What needs to be done
Skip the images and copy each record exactly as written.
▽
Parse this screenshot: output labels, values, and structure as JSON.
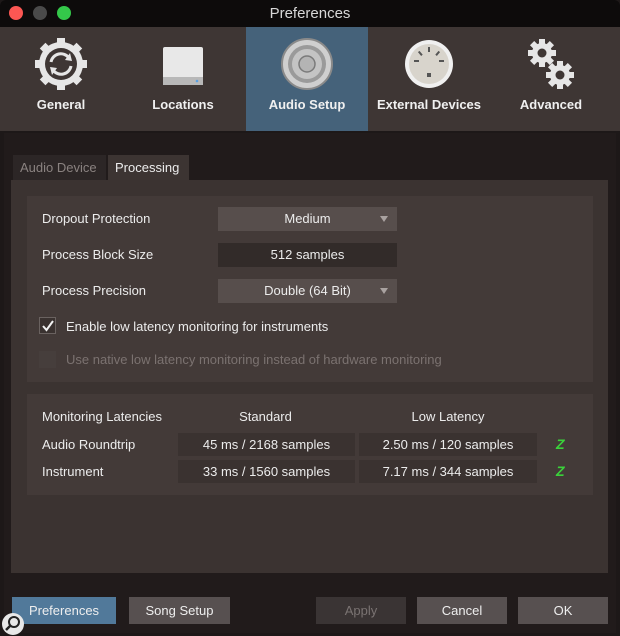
{
  "window": {
    "title": "Preferences"
  },
  "toolbar": {
    "items": [
      {
        "label": "General",
        "icon": "sync-gear-icon",
        "selected": false
      },
      {
        "label": "Locations",
        "icon": "drive-icon",
        "selected": false
      },
      {
        "label": "Audio Setup",
        "icon": "speaker-icon",
        "selected": true
      },
      {
        "label": "External Devices",
        "icon": "midi-port-icon",
        "selected": false
      },
      {
        "label": "Advanced",
        "icon": "gears-icon",
        "selected": false
      }
    ]
  },
  "tabs": [
    {
      "label": "Audio Device",
      "active": false
    },
    {
      "label": "Processing",
      "active": true
    }
  ],
  "processing": {
    "dropout_protection": {
      "label": "Dropout Protection",
      "value": "Medium"
    },
    "block_size": {
      "label": "Process Block Size",
      "value": "512 samples"
    },
    "precision": {
      "label": "Process Precision",
      "value": "Double (64 Bit)"
    },
    "low_latency_checkbox": {
      "label": "Enable low latency monitoring for instruments",
      "checked": true
    },
    "native_checkbox": {
      "label": "Use native low latency monitoring instead of hardware monitoring",
      "checked": false,
      "enabled": false
    }
  },
  "latencies": {
    "header": "Monitoring Latencies",
    "col_standard": "Standard",
    "col_low": "Low Latency",
    "rows": [
      {
        "label": "Audio Roundtrip",
        "standard": "45 ms / 2168 samples",
        "low": "2.50 ms / 120 samples",
        "indicator": "Z"
      },
      {
        "label": "Instrument",
        "standard": "33 ms / 1560 samples",
        "low": "7.17 ms / 344 samples",
        "indicator": "Z"
      }
    ]
  },
  "footer": {
    "preferences": "Preferences",
    "song_setup": "Song Setup",
    "apply": "Apply",
    "cancel": "Cancel",
    "ok": "OK"
  },
  "colors": {
    "accent": "#45627a",
    "indicator": "#3ad23a"
  }
}
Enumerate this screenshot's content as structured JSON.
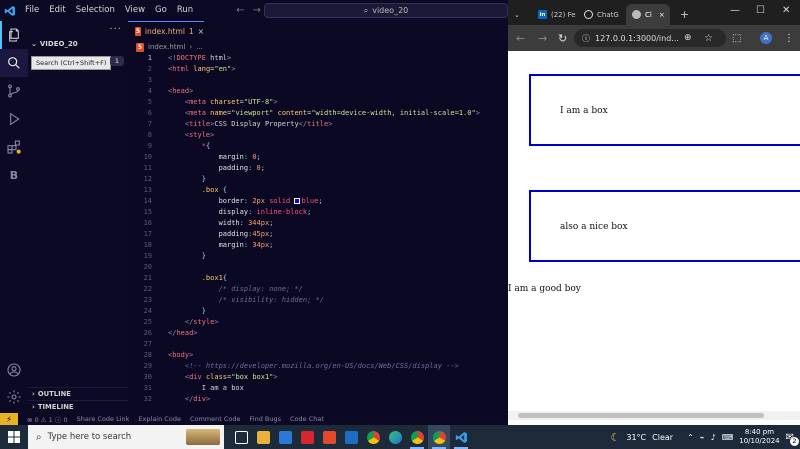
△
Written solution
Parse this screenshot: output labels, values, and structure as JSON.
{
  "window": {
    "title": "Preferences"
  },
  "toolbar": {
    "items": [
      {
        "label": "General",
        "icon": "sync-gear-icon",
        "selected": false
      },
      {
        "label": "Locations",
        "icon": "drive-icon",
        "selected": false
      },
      {
        "label": "Audio Setup",
        "icon": "speaker-icon",
        "selected": true
      },
      {
        "label": "External Devices",
        "icon": "midi-port-icon",
        "selected": false
      },
      {
        "label": "Advanced",
        "icon": "gears-icon",
        "selected": false
      }
    ]
  },
  "tabs": [
    {
      "label": "Audio Device",
      "active": false
    },
    {
      "label": "Processing",
      "active": true
    }
  ],
  "processing": {
    "dropout_protection": {
      "label": "Dropout Protection",
      "value": "Medium"
    },
    "block_size": {
      "label": "Process Block Size",
      "value": "512 samples"
    },
    "precision": {
      "label": "Process Precision",
      "value": "Double (64 Bit)"
    },
    "low_latency_checkbox": {
      "label": "Enable low latency monitoring for instruments",
      "checked": true
    },
    "native_checkbox": {
      "label": "Use native low latency monitoring instead of hardware monitoring",
      "checked": false,
      "enabled": false
    }
  },
  "latencies": {
    "header": "Monitoring Latencies",
    "col_standard": "Standard",
    "col_low": "Low Latency",
    "rows": [
      {
        "label": "Audio Roundtrip",
        "standard": "45 ms / 2168 samples",
        "low": "2.50 ms / 120 samples",
        "indicator": "Z"
      },
      {
        "label": "Instrument",
        "standard": "33 ms / 1560 samples",
        "low": "7.17 ms / 344 samples",
        "indicator": "Z"
      }
    ]
  },
  "footer": {
    "preferences": "Preferences",
    "song_setup": "Song Setup",
    "apply": "Apply",
    "cancel": "Cancel",
    "ok": "OK"
  },
  "colors": {
    "accent": "#45627a",
    "indicator": "#3ad23a"
  }
}
Enumerate this screenshot's content as structured JSON.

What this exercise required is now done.